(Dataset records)
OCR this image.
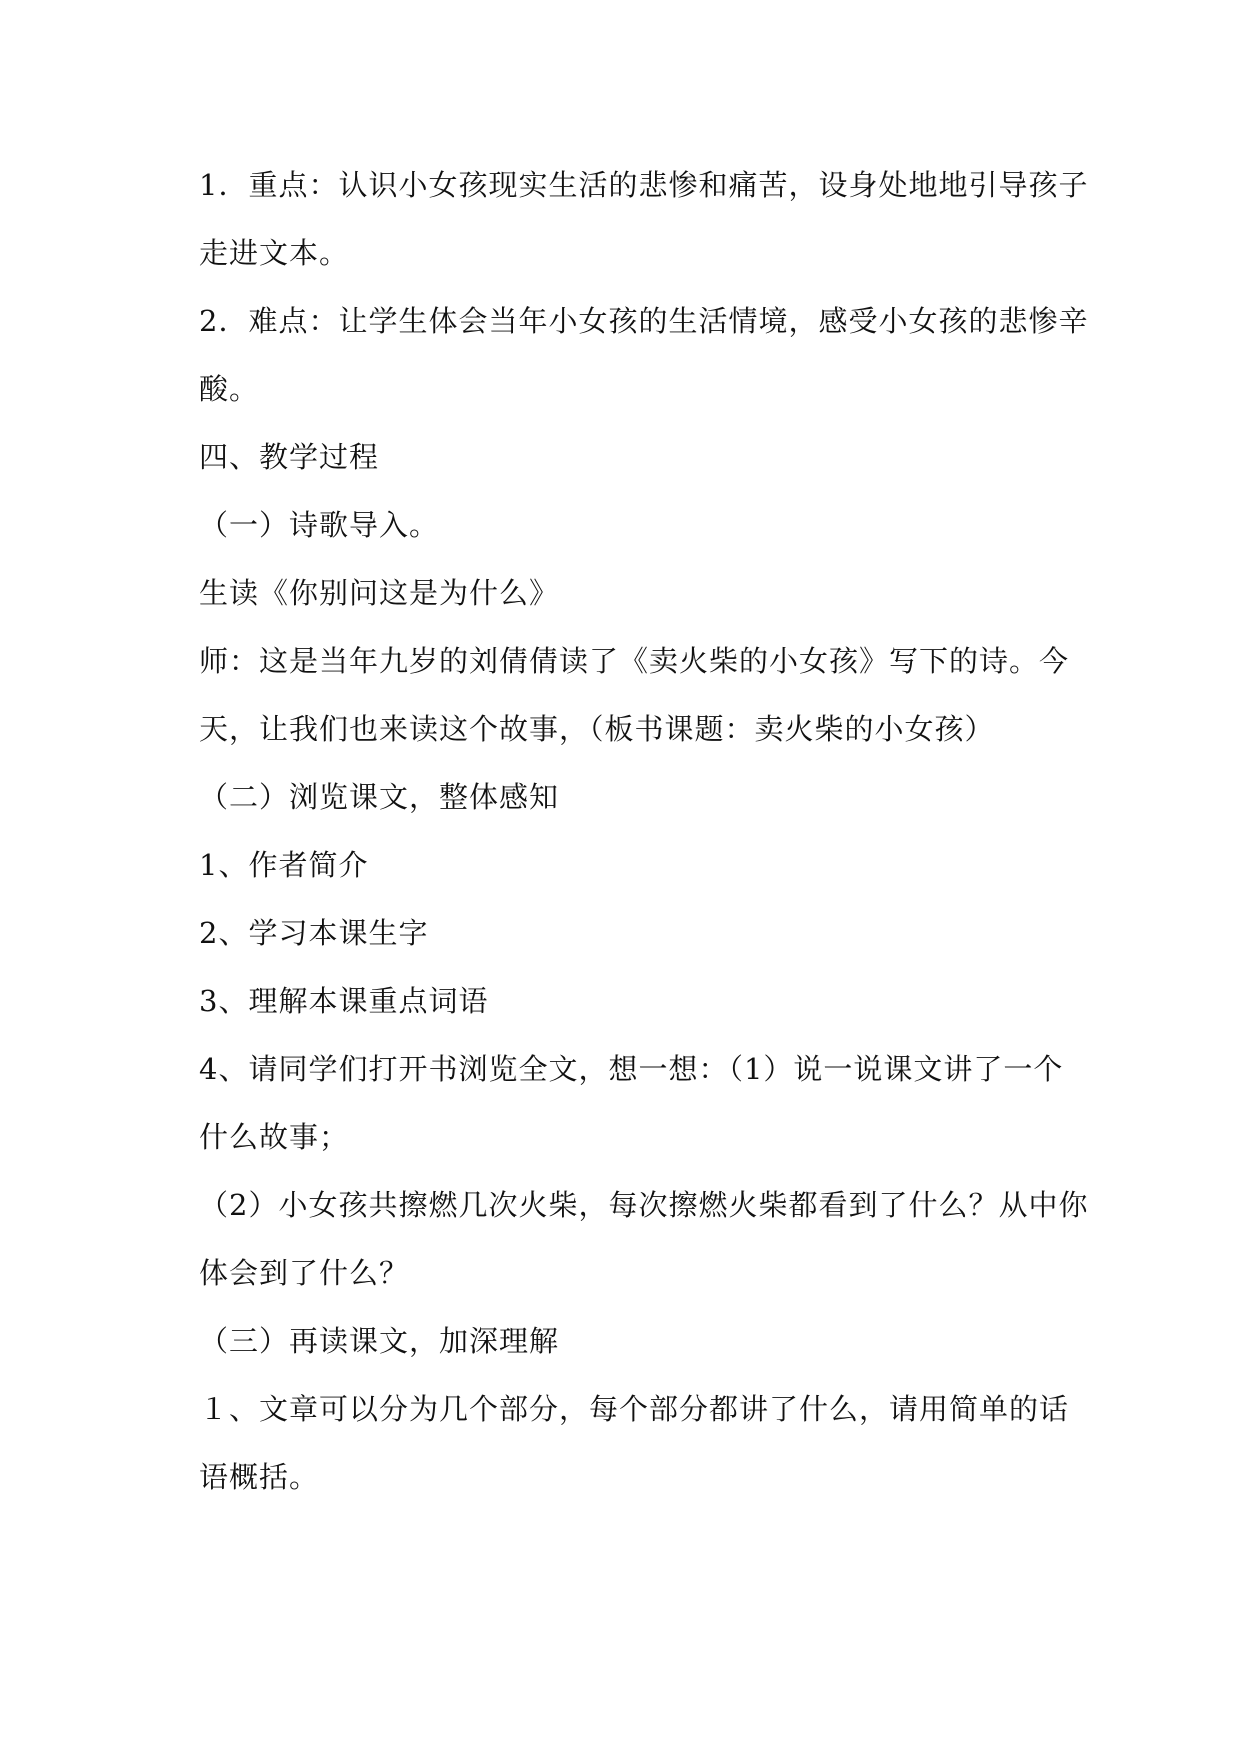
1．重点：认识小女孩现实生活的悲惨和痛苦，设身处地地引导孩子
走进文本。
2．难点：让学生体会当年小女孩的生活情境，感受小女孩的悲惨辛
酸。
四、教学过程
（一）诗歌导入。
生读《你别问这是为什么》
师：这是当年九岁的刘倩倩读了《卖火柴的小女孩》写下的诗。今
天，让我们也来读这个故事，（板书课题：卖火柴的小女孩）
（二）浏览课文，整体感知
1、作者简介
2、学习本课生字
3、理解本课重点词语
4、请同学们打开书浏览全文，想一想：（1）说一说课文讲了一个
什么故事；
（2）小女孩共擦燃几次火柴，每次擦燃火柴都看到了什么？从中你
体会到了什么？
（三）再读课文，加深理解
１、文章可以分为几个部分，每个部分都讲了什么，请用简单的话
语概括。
---
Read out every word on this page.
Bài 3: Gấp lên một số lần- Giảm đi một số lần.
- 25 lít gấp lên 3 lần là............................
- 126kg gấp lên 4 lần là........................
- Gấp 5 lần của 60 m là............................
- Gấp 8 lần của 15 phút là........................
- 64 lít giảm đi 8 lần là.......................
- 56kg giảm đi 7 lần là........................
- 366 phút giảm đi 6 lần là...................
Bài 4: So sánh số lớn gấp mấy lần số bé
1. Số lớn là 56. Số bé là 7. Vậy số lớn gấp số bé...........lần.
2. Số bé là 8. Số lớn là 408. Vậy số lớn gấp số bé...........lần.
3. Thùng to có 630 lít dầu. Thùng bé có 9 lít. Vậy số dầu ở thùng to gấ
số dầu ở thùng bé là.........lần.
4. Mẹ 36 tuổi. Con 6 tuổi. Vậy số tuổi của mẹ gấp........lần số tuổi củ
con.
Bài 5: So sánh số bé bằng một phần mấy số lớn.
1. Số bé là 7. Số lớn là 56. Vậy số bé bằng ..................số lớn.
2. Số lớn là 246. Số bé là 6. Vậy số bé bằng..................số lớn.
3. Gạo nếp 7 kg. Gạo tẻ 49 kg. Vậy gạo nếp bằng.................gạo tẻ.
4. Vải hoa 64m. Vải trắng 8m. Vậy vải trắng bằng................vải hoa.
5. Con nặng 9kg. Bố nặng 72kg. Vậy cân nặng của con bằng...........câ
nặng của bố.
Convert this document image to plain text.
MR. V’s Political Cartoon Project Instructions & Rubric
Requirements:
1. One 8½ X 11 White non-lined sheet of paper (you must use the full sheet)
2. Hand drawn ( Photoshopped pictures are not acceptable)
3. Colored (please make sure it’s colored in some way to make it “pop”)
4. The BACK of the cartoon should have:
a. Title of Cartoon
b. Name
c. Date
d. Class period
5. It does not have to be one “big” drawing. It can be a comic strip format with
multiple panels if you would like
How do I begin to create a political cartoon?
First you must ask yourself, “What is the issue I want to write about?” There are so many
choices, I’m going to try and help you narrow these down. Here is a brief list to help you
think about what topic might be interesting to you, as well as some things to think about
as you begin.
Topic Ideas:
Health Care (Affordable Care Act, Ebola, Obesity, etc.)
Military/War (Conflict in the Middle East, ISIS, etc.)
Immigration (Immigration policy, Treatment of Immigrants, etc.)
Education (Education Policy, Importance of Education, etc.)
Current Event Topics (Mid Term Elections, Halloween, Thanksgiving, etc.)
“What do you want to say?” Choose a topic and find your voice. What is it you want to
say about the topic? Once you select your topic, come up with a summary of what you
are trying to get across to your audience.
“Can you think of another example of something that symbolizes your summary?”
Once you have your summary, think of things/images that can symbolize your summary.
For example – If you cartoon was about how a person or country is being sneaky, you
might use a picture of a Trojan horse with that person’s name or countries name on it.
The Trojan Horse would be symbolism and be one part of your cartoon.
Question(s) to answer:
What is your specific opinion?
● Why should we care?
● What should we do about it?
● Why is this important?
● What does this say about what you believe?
* * *
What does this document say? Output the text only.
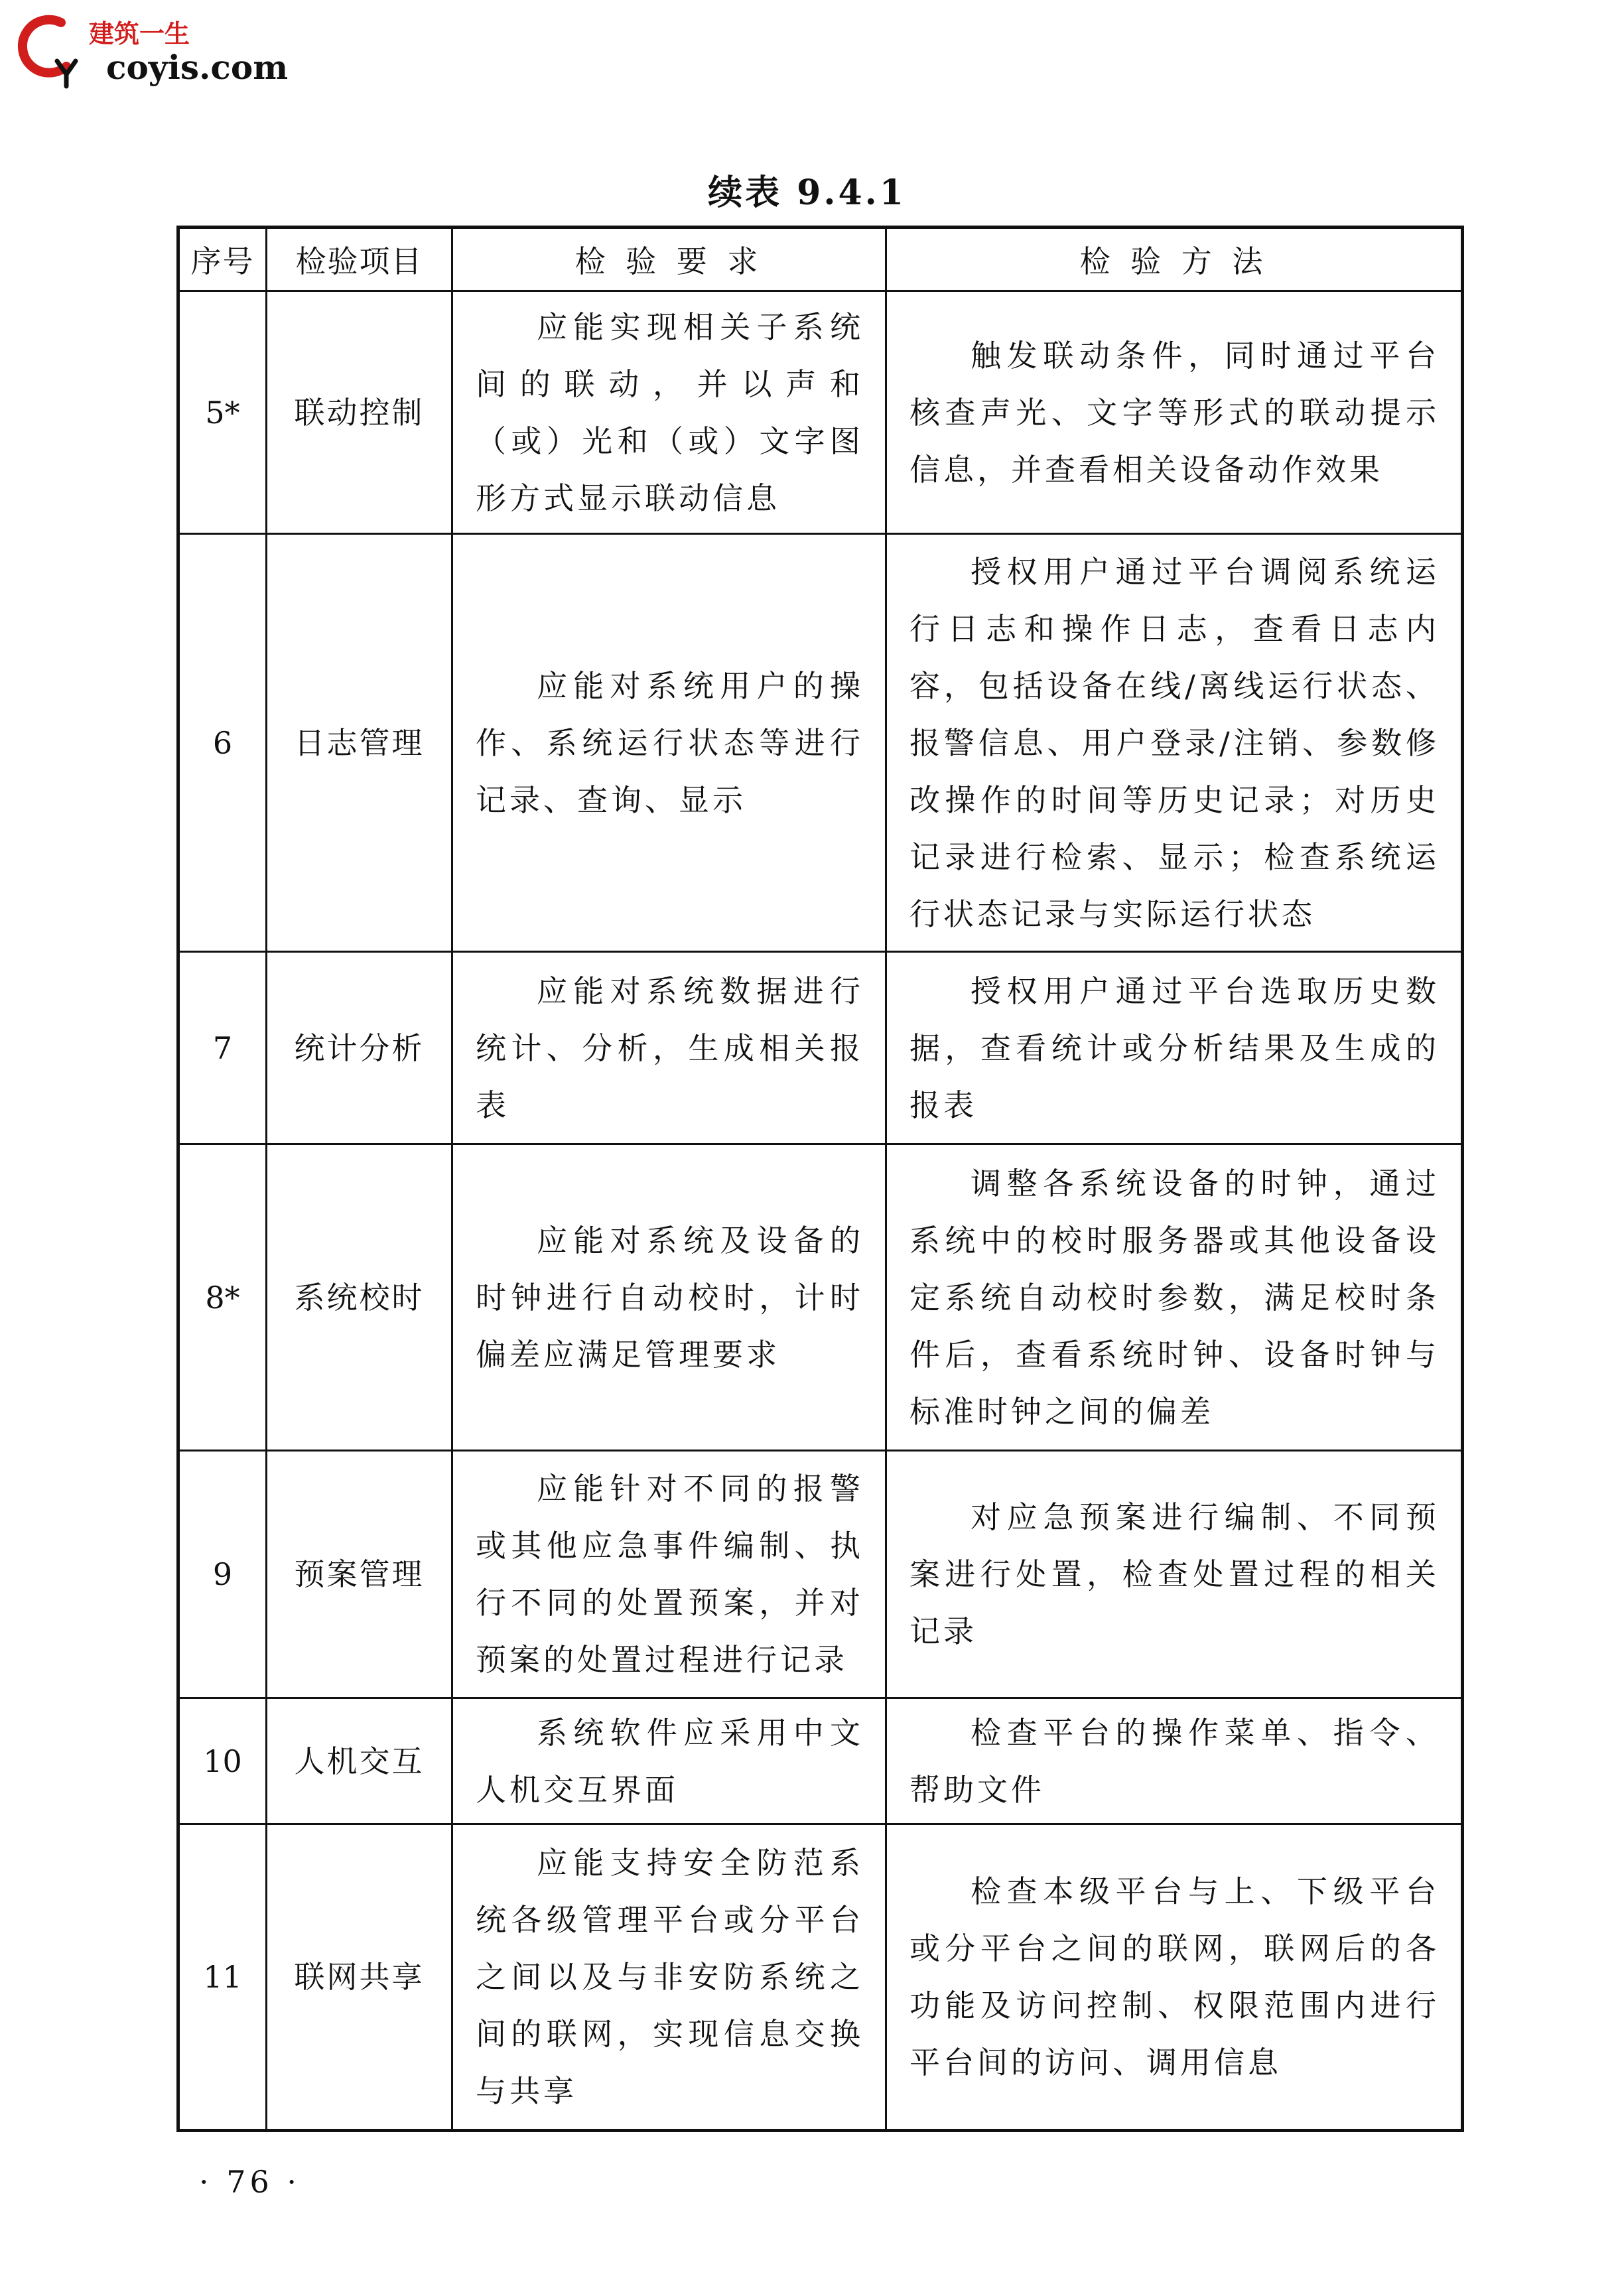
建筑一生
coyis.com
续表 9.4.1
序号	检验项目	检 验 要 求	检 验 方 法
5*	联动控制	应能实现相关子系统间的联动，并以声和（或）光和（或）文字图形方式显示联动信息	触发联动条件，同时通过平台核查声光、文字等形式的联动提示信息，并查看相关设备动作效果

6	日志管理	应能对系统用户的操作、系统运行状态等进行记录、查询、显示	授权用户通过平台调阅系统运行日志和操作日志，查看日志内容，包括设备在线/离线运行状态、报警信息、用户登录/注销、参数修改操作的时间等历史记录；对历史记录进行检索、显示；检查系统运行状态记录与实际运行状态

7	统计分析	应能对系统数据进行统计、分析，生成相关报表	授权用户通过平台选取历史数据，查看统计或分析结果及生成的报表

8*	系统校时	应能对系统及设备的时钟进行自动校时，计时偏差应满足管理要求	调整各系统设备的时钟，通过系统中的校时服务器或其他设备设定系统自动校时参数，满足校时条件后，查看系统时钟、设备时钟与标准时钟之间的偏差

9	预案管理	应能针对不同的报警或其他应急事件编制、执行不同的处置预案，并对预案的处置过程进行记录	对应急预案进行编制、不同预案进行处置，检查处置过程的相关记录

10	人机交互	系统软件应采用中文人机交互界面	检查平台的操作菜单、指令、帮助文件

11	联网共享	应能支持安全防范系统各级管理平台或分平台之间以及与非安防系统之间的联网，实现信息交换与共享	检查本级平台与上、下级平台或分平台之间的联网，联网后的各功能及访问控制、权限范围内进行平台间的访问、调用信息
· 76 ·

**Problem requirements:** Check every line of the data, and copy the ones that contain "sánh".

**Result below:**
Bài 4: So sánh số lớn gấp mấy lần số bé
Bài 5: So sánh số bé bằng một phần mấy số lớn.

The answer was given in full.